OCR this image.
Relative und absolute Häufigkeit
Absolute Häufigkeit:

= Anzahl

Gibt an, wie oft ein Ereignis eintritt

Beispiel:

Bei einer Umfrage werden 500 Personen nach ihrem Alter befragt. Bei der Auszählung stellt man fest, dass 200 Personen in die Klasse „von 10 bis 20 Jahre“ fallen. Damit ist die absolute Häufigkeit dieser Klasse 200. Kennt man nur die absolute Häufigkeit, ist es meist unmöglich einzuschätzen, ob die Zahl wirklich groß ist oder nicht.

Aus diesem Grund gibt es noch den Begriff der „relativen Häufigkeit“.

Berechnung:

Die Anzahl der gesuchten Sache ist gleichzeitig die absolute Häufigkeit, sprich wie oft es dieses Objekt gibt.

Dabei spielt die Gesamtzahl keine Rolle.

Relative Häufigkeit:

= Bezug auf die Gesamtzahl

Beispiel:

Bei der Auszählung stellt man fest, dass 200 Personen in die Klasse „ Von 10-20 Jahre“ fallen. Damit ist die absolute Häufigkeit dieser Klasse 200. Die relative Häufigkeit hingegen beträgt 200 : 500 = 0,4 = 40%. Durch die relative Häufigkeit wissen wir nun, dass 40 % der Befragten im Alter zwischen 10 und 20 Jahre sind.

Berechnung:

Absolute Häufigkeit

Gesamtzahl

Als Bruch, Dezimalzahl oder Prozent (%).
━━━
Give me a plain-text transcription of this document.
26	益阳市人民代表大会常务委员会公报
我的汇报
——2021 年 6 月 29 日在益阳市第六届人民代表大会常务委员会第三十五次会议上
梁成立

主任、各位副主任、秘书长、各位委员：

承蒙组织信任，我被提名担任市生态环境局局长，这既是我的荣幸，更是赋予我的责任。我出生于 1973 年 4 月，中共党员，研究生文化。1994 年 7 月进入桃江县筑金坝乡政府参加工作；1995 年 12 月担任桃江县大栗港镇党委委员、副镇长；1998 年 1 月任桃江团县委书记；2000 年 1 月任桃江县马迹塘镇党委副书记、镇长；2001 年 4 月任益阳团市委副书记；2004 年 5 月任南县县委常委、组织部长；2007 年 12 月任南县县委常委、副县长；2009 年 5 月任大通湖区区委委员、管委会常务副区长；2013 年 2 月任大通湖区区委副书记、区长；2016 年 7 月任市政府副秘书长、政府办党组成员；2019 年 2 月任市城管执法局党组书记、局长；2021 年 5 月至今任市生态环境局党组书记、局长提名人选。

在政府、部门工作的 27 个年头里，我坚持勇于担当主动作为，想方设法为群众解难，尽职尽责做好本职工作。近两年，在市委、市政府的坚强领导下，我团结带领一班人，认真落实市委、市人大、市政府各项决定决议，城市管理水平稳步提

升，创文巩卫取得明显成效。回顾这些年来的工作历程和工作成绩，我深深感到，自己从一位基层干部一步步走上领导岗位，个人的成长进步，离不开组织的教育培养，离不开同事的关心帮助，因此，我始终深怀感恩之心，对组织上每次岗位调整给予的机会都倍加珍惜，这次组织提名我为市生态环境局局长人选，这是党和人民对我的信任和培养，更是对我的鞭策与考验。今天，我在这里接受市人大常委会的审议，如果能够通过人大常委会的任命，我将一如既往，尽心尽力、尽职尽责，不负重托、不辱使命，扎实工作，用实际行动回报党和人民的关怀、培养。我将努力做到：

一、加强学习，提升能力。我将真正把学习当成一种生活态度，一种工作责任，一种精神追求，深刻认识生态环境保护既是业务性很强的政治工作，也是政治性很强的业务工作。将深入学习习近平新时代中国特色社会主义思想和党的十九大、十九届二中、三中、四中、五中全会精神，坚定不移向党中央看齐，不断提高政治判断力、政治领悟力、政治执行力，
━━━
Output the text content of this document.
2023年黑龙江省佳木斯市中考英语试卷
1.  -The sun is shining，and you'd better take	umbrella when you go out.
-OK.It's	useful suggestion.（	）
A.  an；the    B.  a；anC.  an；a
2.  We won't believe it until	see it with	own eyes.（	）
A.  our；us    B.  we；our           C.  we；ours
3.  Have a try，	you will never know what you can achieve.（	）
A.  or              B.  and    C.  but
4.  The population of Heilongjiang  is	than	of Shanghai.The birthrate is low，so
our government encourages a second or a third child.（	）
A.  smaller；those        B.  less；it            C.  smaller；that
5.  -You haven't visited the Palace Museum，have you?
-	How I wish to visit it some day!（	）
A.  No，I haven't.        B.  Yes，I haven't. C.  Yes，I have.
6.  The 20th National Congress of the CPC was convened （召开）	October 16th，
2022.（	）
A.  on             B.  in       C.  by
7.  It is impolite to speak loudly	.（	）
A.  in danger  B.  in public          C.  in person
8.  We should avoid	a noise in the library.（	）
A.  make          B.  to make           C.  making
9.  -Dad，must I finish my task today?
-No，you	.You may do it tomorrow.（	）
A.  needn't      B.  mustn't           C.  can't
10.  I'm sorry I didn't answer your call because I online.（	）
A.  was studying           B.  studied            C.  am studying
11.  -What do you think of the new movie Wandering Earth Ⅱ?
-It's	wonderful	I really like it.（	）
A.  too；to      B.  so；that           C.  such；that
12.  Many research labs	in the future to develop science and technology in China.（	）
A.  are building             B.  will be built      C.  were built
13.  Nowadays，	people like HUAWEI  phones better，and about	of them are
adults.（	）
━━━
*Your task:*
Count every line in the preceding entries where the string "document" appears, then state only the total.

*Answer for the task:*
2